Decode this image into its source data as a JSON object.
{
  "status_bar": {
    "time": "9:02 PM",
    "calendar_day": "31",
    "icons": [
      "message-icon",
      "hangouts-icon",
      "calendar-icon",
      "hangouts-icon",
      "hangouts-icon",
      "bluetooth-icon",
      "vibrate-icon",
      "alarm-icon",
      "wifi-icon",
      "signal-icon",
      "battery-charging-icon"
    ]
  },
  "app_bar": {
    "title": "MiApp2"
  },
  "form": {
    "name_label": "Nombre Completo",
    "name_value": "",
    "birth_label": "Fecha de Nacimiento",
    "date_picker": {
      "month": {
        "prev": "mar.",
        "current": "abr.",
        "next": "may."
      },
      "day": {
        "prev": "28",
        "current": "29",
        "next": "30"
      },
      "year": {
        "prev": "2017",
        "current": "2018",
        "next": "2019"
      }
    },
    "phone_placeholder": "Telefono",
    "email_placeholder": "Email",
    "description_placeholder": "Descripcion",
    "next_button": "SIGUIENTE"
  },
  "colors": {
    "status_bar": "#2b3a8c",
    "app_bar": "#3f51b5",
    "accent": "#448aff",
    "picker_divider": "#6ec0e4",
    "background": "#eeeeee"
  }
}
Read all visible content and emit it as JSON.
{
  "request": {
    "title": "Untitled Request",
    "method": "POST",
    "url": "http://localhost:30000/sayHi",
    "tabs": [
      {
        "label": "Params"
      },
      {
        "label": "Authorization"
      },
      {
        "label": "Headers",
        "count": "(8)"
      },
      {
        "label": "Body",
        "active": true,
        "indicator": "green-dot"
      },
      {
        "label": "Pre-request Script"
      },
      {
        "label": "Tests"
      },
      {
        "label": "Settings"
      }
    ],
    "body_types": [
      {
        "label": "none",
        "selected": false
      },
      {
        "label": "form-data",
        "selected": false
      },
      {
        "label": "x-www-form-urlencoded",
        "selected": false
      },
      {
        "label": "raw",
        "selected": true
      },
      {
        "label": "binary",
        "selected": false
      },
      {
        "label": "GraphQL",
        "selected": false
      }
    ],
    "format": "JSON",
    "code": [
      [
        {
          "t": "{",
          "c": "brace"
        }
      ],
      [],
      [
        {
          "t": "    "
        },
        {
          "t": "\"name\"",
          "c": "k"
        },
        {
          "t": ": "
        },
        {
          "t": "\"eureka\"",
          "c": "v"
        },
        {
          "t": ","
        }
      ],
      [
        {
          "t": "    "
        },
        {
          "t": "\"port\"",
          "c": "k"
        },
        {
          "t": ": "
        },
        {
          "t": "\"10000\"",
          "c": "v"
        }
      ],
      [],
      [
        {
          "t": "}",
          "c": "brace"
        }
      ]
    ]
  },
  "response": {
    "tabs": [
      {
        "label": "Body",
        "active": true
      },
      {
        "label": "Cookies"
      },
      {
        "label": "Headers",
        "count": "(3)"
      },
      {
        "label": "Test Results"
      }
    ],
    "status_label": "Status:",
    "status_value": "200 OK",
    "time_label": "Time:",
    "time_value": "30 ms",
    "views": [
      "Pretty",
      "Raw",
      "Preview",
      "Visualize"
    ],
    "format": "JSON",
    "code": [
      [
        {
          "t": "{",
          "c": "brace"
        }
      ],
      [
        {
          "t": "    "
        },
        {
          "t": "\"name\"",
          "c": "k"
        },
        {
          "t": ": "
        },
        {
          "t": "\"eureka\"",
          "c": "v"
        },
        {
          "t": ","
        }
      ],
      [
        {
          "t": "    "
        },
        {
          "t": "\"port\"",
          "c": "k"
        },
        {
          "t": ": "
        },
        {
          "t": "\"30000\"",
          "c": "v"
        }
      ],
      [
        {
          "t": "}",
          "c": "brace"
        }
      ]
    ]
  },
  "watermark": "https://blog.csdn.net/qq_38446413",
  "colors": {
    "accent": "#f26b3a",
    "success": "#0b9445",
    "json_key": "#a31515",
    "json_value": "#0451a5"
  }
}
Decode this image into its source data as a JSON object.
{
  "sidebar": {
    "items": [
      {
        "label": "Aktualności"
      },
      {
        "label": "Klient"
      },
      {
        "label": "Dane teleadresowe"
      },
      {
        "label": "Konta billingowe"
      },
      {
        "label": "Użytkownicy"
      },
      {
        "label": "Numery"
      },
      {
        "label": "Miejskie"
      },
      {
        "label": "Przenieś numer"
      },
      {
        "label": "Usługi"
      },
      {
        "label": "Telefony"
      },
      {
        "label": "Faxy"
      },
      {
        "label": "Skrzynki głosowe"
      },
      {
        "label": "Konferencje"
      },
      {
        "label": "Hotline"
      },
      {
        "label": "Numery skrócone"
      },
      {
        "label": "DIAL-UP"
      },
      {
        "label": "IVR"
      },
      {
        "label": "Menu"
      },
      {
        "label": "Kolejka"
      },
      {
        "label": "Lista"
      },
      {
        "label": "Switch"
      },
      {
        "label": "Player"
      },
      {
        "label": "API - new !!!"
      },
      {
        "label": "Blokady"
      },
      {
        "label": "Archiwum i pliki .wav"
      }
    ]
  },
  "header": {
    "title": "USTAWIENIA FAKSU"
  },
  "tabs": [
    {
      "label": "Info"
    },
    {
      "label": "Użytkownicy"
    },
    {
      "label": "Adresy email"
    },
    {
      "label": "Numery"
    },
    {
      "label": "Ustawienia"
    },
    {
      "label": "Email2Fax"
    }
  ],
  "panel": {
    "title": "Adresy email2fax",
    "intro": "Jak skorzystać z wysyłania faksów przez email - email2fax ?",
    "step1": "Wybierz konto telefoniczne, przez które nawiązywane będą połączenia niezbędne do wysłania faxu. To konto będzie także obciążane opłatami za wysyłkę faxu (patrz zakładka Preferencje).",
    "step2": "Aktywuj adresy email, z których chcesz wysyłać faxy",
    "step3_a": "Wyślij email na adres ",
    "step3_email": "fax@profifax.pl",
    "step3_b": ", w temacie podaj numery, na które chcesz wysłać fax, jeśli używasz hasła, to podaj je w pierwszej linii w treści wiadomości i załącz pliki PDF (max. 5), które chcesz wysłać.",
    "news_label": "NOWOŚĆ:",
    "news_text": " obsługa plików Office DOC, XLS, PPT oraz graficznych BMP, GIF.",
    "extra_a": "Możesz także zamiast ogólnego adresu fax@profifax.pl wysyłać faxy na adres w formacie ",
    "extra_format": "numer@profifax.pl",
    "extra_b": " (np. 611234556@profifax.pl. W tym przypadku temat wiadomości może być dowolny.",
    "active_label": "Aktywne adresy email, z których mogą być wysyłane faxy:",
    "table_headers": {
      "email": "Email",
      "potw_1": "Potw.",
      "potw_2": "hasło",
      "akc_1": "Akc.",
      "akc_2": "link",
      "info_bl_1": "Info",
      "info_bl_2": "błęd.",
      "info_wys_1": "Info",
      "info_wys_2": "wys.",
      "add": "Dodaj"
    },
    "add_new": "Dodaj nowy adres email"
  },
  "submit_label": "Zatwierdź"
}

● ● ● ●

§ Problem to solve: Give the number of lines in the listing above that contain "pliki", and nothing else.

§ Complete answer: 2